## SHORT EXERCISE
Transcribe the listing verbatim. Do not carry over any pictures.

## DATA PROVIDED
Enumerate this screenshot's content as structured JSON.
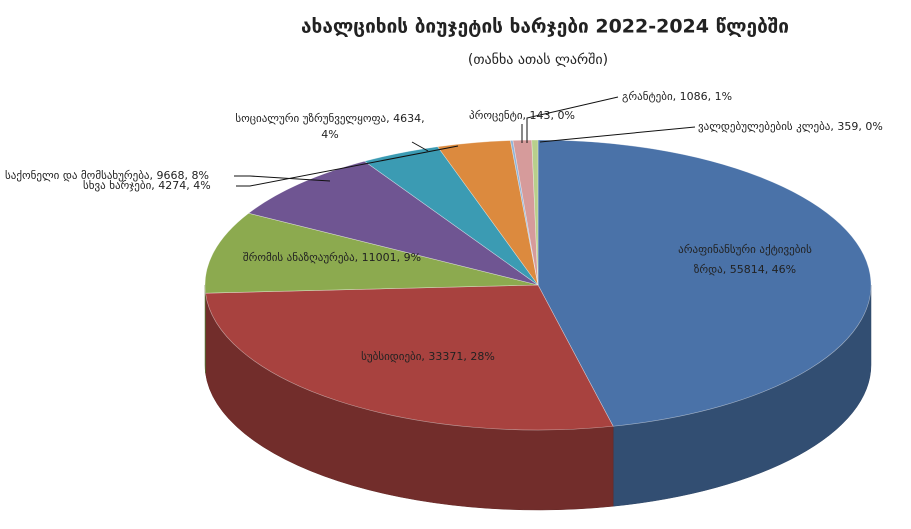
{
  "chart_data": {
    "type": "pie3d",
    "title": "ახალციხის ბიუჯეტის ხარჯები 2022-2024 წლებში",
    "subtitle": "(თანხა ათას ლარში)",
    "values": [
      55814,
      33371,
      11001,
      9668,
      4634,
      4274,
      143,
      1086,
      359
    ],
    "value_labels": [
      [
        "არაფინანსური აქტივების",
        "ზრდა, 55814, 46%"
      ],
      [
        "სუბსიდიები, 33371, 28%"
      ],
      [
        "შრომის ანაზღაურება, 11001, 9%"
      ],
      [
        "საქონელი და მომსახურება, 9668, 8%"
      ],
      [
        "სოციალური უზრუნველყოფა, 4634,",
        "4%"
      ],
      [
        "სხვა ხარჯები, 4274, 4%"
      ],
      [
        "პროცენტი, 143, 0%"
      ],
      [
        "გრანტები, 1086, 1%"
      ],
      [
        "ვალდებულებების კლება, 359, 0%"
      ]
    ],
    "colors": [
      "#4a72a8",
      "#a8423f",
      "#8caa4f",
      "#6f5592",
      "#3b9bb3",
      "#dc8a3e",
      "#8fb4d9",
      "#d69b9b",
      "#b8cf8c"
    ]
  }
}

## EXPECTED ANSWER
Enumerate this screenshot's content as structured JSON.
{
  "chart_data": {
    "type": "pie3d",
    "title": "ახალციხის ბიუჯეტის ხარჯები 2022-2024 წლებში",
    "subtitle": "(თანხა ათას ლარში)",
    "values": [
      55814,
      33371,
      11001,
      9668,
      4634,
      4274,
      143,
      1086,
      359
    ],
    "value_labels": [
      [
        "არაფინანსური აქტივების",
        "ზრდა, 55814, 46%"
      ],
      [
        "სუბსიდიები, 33371, 28%"
      ],
      [
        "შრომის ანაზღაურება, 11001, 9%"
      ],
      [
        "საქონელი და მომსახურება, 9668, 8%"
      ],
      [
        "სოციალური უზრუნველყოფა, 4634,",
        "4%"
      ],
      [
        "სხვა ხარჯები, 4274, 4%"
      ],
      [
        "პროცენტი, 143, 0%"
      ],
      [
        "გრანტები, 1086, 1%"
      ],
      [
        "ვალდებულებების კლება, 359, 0%"
      ]
    ],
    "colors": [
      "#4a72a8",
      "#a8423f",
      "#8caa4f",
      "#6f5592",
      "#3b9bb3",
      "#dc8a3e",
      "#8fb4d9",
      "#d69b9b",
      "#b8cf8c"
    ]
  }
}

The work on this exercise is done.